● **Instructions to follow**
Select, from the material below, each line with "text" in it.

● **Given information**
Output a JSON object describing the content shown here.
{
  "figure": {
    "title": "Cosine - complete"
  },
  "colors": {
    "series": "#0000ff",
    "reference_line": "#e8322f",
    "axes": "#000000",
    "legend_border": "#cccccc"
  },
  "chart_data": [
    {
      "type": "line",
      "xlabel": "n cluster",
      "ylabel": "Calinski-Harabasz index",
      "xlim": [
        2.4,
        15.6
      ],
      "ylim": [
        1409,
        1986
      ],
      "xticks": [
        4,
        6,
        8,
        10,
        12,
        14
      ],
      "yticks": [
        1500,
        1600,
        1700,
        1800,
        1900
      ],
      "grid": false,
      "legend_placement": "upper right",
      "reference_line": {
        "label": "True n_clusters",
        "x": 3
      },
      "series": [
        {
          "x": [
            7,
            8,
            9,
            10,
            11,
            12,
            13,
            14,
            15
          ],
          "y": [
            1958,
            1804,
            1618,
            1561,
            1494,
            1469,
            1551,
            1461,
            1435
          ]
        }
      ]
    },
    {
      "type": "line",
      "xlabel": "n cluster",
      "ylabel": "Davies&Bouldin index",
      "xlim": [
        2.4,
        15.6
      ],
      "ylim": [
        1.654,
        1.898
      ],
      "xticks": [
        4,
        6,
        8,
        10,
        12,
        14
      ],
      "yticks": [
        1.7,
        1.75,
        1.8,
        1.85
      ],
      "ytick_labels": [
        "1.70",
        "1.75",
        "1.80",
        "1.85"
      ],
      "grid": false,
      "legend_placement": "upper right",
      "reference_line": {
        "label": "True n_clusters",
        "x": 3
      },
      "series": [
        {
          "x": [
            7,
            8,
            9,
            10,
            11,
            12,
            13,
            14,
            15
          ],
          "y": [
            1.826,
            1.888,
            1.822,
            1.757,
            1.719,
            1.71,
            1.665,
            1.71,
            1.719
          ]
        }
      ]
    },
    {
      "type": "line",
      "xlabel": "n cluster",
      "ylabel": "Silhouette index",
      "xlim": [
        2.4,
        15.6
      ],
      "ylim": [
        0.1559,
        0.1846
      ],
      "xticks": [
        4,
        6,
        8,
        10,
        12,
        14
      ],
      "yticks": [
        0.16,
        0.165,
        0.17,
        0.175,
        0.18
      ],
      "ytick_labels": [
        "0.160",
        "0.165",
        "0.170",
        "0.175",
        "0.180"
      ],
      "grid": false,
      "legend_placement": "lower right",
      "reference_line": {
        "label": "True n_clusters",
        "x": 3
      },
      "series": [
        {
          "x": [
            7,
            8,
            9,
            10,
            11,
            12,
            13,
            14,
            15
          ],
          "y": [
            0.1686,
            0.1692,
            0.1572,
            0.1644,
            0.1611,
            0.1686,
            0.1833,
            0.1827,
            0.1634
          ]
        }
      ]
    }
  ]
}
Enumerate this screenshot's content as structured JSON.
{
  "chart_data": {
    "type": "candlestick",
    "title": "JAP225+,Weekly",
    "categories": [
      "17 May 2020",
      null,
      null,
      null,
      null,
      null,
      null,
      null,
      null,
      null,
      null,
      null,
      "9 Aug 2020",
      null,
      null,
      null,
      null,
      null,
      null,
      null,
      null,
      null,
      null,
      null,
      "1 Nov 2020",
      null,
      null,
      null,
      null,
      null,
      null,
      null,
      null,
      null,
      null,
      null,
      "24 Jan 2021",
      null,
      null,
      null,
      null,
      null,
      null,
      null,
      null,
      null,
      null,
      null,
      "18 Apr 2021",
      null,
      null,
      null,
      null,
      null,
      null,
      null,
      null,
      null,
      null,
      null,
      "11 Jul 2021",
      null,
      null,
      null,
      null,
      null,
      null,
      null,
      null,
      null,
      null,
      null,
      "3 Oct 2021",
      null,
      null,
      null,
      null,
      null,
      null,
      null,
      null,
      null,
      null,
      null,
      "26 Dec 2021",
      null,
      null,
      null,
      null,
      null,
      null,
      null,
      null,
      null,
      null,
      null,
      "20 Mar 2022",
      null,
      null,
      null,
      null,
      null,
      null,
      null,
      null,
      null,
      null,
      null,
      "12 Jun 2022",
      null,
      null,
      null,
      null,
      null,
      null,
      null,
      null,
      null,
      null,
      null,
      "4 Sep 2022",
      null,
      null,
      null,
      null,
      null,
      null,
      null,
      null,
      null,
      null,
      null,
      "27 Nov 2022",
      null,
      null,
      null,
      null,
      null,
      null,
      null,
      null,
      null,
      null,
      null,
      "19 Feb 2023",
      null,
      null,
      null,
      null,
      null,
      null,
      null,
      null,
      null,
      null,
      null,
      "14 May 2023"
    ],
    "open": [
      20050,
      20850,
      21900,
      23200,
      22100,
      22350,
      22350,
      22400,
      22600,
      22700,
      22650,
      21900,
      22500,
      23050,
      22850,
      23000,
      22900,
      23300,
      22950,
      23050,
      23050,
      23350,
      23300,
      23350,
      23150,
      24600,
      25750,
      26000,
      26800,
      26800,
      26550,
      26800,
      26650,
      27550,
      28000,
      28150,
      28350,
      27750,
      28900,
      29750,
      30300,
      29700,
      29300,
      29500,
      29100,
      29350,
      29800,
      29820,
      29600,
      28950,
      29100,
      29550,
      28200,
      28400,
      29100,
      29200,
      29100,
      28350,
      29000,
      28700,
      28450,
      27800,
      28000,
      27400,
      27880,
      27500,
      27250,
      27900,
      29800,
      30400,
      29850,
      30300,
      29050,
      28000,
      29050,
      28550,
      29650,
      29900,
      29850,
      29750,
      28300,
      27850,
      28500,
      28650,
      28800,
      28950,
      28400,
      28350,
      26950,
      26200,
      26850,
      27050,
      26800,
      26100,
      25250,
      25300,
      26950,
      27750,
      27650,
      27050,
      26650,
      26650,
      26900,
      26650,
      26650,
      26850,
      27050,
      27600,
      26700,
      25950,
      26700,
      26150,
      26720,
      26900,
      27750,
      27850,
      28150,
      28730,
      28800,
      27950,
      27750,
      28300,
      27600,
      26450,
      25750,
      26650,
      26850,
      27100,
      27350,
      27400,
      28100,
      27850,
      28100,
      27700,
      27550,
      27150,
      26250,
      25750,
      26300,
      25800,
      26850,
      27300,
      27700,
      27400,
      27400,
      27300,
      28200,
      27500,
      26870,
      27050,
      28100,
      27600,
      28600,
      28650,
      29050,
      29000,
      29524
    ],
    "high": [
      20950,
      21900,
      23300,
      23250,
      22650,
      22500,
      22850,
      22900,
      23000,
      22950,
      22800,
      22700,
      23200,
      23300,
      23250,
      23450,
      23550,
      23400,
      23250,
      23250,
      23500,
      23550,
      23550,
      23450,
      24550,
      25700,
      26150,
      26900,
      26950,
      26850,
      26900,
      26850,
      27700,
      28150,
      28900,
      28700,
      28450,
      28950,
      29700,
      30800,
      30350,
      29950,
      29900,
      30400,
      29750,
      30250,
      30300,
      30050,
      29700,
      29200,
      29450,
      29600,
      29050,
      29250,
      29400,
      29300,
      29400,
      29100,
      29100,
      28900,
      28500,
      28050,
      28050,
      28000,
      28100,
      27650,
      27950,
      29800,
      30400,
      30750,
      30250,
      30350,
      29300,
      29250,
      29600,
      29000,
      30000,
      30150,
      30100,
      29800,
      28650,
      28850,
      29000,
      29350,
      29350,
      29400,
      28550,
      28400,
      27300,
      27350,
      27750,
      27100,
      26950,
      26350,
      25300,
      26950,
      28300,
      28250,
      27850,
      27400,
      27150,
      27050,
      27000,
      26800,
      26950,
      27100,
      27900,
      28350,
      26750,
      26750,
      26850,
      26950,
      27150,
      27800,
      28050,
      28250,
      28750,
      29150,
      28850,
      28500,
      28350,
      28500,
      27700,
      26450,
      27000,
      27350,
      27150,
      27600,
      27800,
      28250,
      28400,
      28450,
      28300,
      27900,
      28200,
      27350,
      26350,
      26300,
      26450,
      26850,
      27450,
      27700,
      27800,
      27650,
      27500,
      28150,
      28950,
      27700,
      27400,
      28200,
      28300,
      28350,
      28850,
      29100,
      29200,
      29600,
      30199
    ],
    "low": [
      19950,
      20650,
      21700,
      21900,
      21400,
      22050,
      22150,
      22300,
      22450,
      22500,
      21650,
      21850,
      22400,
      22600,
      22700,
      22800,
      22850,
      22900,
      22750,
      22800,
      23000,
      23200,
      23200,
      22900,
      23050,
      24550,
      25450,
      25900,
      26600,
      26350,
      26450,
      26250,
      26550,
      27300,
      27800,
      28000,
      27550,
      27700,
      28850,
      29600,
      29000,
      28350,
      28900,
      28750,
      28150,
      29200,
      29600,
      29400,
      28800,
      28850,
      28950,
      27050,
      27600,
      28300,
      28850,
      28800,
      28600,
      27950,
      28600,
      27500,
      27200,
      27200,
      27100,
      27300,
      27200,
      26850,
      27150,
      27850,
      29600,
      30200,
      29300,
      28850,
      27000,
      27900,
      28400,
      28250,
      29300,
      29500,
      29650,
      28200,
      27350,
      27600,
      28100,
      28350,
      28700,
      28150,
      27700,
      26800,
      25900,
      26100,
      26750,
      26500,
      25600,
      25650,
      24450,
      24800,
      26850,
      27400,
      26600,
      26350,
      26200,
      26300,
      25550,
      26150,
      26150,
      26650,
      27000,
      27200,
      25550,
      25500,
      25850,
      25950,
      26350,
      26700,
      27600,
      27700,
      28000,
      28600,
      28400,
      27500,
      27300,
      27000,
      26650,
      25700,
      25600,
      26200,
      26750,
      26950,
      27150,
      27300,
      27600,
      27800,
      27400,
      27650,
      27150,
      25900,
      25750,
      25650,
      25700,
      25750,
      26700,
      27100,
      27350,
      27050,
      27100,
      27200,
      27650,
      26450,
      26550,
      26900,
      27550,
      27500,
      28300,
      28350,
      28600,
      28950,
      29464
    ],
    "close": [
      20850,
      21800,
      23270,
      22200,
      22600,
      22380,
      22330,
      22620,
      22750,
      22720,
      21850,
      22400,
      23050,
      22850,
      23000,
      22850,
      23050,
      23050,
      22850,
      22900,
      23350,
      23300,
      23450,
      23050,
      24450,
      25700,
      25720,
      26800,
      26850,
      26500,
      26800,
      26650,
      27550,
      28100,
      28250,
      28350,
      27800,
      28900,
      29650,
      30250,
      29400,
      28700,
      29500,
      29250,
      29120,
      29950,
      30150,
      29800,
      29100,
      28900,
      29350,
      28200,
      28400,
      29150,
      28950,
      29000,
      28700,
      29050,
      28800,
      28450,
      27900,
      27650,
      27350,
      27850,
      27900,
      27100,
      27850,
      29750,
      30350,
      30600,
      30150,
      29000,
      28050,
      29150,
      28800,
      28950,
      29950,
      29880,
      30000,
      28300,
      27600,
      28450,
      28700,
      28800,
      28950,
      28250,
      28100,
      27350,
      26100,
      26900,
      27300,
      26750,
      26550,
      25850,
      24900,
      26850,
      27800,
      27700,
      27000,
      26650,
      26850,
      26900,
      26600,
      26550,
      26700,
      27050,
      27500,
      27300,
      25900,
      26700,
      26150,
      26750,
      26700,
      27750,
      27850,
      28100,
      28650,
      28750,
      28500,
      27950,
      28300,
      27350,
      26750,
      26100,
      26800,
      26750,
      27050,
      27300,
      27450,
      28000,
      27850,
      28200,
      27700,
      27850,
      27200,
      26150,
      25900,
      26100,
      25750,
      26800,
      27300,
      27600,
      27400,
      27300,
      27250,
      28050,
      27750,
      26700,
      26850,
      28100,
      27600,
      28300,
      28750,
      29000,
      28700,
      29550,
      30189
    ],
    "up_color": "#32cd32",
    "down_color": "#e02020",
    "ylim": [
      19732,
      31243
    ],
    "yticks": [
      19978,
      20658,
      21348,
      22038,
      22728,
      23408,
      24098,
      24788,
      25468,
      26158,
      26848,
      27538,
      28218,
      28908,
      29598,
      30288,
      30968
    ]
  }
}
* * *
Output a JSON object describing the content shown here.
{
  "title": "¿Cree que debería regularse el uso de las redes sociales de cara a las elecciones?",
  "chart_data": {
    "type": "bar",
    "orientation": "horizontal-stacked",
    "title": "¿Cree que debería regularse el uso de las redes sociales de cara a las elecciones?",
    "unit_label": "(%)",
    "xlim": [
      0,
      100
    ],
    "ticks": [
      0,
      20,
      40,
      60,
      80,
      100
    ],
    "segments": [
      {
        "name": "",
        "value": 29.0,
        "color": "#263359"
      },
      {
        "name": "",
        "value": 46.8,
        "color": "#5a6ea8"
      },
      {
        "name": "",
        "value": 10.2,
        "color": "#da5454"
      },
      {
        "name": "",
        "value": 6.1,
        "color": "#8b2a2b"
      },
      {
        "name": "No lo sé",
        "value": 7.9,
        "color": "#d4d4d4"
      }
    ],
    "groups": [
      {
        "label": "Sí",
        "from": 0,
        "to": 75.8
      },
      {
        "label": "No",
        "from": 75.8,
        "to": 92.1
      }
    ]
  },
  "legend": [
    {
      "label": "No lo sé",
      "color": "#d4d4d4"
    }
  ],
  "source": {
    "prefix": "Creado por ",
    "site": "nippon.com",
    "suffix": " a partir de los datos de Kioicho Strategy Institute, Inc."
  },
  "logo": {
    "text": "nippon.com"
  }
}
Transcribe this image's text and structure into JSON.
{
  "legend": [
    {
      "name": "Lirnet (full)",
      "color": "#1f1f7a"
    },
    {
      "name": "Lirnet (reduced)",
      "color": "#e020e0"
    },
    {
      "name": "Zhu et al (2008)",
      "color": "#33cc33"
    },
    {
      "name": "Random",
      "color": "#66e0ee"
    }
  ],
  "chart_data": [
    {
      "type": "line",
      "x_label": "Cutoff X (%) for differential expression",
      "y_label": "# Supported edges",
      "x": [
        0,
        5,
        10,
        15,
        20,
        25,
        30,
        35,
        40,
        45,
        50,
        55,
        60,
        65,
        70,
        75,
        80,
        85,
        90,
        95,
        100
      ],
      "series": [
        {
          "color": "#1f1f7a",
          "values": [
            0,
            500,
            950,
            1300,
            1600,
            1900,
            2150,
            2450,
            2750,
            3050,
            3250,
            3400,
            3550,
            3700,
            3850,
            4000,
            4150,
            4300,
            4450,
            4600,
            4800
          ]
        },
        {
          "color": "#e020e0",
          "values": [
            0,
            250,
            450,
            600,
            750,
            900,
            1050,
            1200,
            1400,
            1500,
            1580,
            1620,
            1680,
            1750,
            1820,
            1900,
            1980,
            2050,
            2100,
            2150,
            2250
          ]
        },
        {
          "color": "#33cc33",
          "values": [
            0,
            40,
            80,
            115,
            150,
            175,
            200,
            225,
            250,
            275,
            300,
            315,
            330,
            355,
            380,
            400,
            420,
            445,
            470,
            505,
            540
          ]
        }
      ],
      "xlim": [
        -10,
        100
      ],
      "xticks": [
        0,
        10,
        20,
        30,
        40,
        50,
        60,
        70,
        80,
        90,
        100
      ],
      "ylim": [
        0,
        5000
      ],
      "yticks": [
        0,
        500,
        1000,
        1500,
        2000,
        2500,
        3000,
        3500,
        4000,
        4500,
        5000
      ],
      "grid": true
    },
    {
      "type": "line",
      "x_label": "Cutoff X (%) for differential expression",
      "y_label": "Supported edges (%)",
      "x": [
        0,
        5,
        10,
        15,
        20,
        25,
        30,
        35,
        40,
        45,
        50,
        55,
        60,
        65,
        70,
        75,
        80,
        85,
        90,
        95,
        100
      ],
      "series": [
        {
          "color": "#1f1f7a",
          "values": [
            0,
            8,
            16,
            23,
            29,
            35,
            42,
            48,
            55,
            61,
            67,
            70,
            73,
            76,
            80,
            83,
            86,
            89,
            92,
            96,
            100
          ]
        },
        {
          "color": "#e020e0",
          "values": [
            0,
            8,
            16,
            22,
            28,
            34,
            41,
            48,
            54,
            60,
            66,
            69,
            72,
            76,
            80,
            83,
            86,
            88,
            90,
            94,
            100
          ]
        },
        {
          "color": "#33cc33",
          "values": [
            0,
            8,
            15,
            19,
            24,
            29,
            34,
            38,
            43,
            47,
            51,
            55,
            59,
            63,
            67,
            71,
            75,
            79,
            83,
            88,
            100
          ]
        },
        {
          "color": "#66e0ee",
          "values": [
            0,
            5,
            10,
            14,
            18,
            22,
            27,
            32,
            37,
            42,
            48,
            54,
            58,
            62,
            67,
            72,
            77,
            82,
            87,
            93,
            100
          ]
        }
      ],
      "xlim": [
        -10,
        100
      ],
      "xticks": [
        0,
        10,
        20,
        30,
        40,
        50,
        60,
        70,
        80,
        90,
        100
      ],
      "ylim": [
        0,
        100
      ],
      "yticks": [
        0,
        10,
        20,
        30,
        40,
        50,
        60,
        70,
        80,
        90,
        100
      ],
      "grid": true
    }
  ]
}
--
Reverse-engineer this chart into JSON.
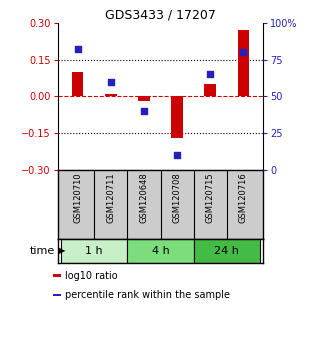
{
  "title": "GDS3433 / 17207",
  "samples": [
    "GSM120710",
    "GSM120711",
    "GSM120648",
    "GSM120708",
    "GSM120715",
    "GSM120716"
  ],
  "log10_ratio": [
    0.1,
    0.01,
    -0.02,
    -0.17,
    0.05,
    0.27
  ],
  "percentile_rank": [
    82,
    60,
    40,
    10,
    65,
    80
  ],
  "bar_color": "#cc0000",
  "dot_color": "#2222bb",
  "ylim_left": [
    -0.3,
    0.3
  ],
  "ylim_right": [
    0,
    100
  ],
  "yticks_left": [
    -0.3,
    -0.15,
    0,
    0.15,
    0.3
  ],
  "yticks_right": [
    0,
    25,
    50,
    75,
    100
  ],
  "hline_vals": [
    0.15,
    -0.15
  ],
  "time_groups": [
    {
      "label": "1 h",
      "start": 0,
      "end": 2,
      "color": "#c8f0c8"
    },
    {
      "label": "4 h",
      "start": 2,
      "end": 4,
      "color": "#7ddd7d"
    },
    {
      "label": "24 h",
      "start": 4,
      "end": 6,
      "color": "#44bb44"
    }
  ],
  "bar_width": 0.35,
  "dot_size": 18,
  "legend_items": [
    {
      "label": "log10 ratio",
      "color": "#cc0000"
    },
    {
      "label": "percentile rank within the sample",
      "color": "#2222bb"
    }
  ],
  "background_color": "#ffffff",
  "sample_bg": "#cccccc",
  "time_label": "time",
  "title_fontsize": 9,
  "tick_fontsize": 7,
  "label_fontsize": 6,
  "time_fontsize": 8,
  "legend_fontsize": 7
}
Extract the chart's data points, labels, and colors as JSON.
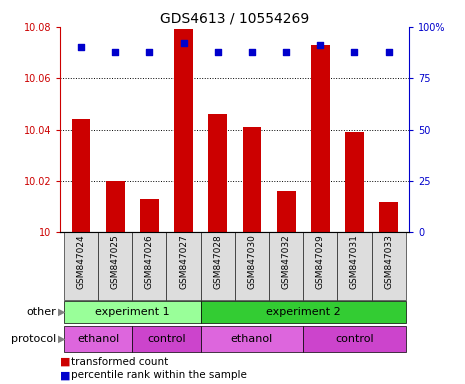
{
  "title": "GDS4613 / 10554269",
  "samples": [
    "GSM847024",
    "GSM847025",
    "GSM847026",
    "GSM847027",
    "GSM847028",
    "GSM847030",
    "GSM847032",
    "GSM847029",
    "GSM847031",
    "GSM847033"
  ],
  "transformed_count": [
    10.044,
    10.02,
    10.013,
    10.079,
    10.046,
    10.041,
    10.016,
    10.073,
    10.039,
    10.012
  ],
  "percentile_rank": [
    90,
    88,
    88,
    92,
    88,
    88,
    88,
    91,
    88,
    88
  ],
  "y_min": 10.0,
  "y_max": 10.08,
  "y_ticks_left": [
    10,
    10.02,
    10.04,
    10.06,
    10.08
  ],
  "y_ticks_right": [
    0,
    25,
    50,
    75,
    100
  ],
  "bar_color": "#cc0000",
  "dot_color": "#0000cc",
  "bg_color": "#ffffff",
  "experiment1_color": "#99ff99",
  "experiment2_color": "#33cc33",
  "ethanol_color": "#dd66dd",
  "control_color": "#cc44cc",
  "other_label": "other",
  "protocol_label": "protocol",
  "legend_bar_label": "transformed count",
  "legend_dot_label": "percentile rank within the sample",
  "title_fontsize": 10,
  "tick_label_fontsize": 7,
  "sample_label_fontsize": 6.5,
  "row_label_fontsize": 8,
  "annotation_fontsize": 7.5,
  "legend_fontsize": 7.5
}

● **Answer to the problem**
    "text": "nippon.com"
Transcribe this image's text and structure into JSON.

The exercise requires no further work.